#### WORK INSTRUCTIONS
Determine how many lines of the data below contain "Jasa", then give only that number.
--------
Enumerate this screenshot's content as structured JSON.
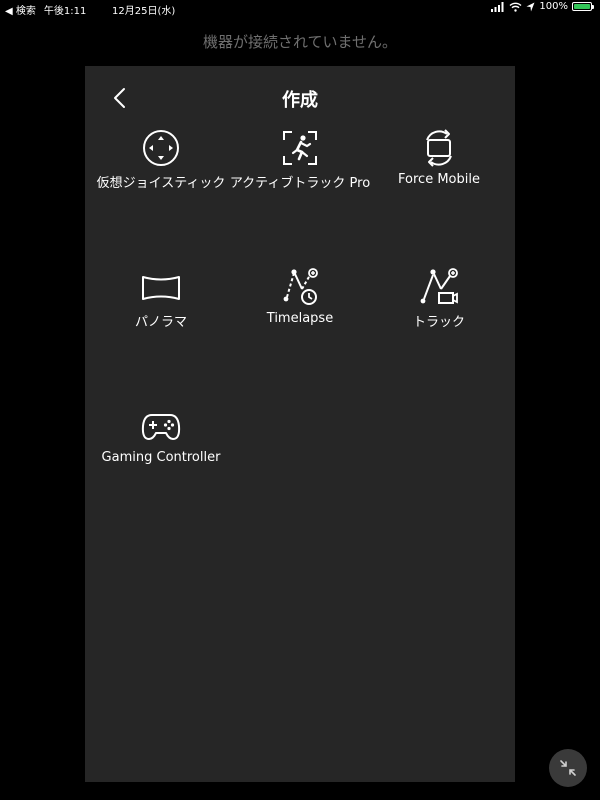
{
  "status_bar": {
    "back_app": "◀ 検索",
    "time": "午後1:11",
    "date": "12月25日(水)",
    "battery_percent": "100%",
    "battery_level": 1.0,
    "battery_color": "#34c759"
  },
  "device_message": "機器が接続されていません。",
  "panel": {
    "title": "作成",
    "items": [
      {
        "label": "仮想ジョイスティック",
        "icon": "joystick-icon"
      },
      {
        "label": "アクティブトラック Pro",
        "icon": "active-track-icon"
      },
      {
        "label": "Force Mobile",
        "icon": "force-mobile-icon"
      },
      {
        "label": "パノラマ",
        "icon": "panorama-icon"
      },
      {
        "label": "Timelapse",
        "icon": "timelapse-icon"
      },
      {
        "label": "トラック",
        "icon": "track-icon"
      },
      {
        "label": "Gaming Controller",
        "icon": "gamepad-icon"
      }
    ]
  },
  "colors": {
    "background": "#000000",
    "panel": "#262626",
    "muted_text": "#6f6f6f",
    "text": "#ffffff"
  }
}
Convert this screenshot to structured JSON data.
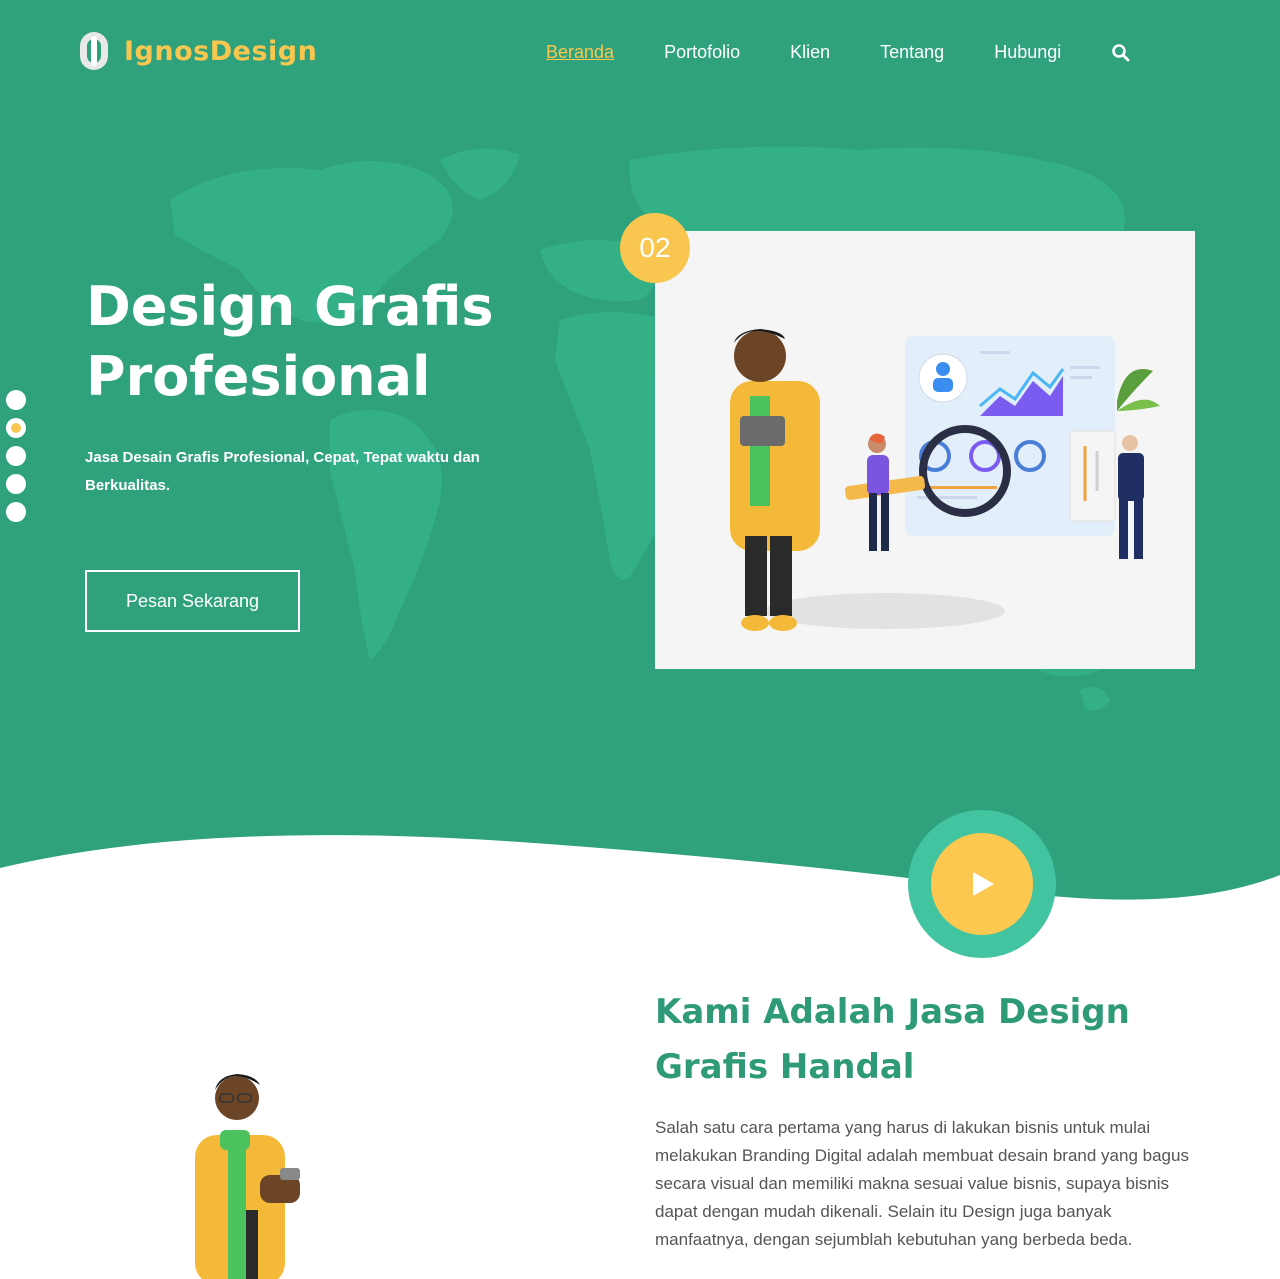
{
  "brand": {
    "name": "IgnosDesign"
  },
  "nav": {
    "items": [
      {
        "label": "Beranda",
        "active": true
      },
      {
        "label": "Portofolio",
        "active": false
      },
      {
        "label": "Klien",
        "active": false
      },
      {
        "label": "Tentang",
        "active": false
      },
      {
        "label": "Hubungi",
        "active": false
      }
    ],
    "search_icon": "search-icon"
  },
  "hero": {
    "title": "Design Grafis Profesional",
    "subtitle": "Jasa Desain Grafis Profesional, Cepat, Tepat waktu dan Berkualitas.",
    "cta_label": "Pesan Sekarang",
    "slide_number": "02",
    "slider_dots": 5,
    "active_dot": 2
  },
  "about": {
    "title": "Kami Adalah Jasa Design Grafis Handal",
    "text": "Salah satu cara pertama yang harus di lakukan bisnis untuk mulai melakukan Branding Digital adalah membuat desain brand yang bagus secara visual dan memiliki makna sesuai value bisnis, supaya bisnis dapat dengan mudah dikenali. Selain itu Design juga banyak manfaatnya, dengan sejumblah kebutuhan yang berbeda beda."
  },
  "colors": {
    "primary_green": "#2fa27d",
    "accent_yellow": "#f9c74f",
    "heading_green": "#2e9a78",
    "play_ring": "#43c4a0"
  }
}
--------
#### REPLY TO THE EXERCISE
2